(Dataset rows)
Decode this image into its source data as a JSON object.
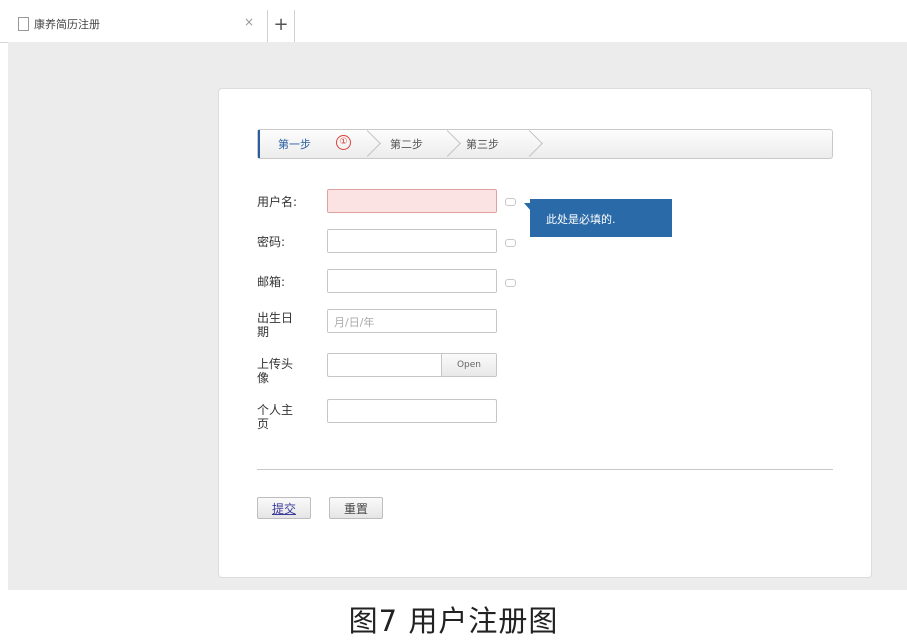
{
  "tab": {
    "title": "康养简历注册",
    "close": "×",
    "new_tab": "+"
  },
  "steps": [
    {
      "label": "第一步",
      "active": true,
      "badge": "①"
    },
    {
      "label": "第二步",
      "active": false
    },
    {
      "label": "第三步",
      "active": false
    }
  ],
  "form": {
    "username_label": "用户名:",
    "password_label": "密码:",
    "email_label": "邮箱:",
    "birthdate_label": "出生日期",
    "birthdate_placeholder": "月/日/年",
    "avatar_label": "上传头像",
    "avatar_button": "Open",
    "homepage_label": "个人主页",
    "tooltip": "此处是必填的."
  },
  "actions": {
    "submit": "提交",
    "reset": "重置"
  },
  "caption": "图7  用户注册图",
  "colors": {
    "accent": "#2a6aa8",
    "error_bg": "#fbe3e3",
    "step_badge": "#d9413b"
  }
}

• [Problem]
Omit the pictures, then output the rest of the listing exactly.

• [Correct output]
Decode this image into its source data as a JSON object.
{
  "tab": {
    "title": "康养简历注册",
    "close": "×",
    "new_tab": "+"
  },
  "steps": [
    {
      "label": "第一步",
      "active": true,
      "badge": "①"
    },
    {
      "label": "第二步",
      "active": false
    },
    {
      "label": "第三步",
      "active": false
    }
  ],
  "form": {
    "username_label": "用户名:",
    "password_label": "密码:",
    "email_label": "邮箱:",
    "birthdate_label": "出生日期",
    "birthdate_placeholder": "月/日/年",
    "avatar_label": "上传头像",
    "avatar_button": "Open",
    "homepage_label": "个人主页",
    "tooltip": "此处是必填的."
  },
  "actions": {
    "submit": "提交",
    "reset": "重置"
  },
  "caption": "图7  用户注册图",
  "colors": {
    "accent": "#2a6aa8",
    "error_bg": "#fbe3e3",
    "step_badge": "#d9413b"
  }
}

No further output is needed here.